Select the lines below containing the word "JSON".

[Items listed in a dataset]

════════════════════

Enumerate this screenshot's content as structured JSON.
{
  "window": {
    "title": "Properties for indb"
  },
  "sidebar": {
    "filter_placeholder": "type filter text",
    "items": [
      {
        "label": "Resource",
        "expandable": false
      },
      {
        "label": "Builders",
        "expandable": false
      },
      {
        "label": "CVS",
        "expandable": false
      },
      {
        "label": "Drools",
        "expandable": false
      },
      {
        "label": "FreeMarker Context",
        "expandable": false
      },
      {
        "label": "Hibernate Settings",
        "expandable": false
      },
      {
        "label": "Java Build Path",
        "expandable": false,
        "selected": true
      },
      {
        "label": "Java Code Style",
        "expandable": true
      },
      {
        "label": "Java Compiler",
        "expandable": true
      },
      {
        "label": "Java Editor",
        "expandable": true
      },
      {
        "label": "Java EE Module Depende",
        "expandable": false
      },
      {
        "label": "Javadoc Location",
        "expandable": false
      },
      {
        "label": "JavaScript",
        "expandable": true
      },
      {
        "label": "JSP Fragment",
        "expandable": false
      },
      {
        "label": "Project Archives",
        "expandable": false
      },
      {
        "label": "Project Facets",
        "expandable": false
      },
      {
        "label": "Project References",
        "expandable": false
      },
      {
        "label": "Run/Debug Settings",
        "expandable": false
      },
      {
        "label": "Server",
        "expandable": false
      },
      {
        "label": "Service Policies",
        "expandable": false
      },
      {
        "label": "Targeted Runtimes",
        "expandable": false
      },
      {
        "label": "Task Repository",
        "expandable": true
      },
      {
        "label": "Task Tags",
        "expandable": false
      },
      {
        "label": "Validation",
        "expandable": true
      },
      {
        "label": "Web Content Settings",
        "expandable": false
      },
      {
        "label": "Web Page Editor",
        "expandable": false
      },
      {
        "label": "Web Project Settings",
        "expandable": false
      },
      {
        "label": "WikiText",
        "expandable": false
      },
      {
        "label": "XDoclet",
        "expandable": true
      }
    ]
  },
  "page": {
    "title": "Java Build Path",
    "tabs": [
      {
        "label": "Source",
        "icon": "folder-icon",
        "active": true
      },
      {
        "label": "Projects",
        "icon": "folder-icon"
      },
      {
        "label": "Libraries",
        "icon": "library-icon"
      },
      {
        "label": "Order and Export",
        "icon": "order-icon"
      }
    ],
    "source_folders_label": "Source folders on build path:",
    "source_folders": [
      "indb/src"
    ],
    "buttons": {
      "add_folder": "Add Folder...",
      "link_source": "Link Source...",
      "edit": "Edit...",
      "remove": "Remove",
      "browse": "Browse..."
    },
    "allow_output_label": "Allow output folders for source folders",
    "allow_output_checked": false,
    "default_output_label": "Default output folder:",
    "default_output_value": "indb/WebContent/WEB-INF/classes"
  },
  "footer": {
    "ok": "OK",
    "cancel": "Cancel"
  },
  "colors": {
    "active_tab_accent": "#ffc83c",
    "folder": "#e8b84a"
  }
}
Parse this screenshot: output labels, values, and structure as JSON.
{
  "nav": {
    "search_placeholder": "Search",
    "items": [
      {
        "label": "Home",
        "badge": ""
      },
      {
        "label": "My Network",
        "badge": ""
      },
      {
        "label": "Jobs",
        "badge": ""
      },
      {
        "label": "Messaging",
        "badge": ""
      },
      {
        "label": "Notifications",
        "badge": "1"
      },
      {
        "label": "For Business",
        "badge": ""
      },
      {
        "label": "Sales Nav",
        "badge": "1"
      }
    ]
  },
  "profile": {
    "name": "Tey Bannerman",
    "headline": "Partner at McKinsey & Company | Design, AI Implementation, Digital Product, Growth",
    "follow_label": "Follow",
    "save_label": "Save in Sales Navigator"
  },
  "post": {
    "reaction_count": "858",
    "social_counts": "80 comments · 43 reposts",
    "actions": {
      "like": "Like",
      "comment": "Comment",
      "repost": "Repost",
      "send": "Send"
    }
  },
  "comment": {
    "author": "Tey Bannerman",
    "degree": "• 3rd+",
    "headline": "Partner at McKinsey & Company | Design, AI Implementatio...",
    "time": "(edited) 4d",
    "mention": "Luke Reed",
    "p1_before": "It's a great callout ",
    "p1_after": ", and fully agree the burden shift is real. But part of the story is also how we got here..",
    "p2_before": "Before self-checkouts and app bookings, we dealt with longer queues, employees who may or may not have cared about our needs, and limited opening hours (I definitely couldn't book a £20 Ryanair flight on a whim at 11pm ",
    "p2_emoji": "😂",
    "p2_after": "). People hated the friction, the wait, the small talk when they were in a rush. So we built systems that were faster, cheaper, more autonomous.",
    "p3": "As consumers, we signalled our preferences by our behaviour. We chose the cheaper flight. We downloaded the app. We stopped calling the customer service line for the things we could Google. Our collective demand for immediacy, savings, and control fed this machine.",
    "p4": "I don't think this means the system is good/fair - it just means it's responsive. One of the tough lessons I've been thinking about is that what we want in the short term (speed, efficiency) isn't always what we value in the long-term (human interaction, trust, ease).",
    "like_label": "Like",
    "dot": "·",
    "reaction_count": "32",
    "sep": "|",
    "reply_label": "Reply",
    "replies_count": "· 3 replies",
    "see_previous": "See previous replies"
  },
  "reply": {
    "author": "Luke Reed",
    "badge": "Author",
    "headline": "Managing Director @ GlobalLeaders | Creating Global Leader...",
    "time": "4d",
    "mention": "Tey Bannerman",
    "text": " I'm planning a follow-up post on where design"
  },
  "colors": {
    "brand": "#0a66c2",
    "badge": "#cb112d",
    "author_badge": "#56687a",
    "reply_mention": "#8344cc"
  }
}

════════════════════

- _Expected answer_:
Enumerate this screenshot's content as structured JSON.
Parse this screenshot: output labels, values, and structure as JSON.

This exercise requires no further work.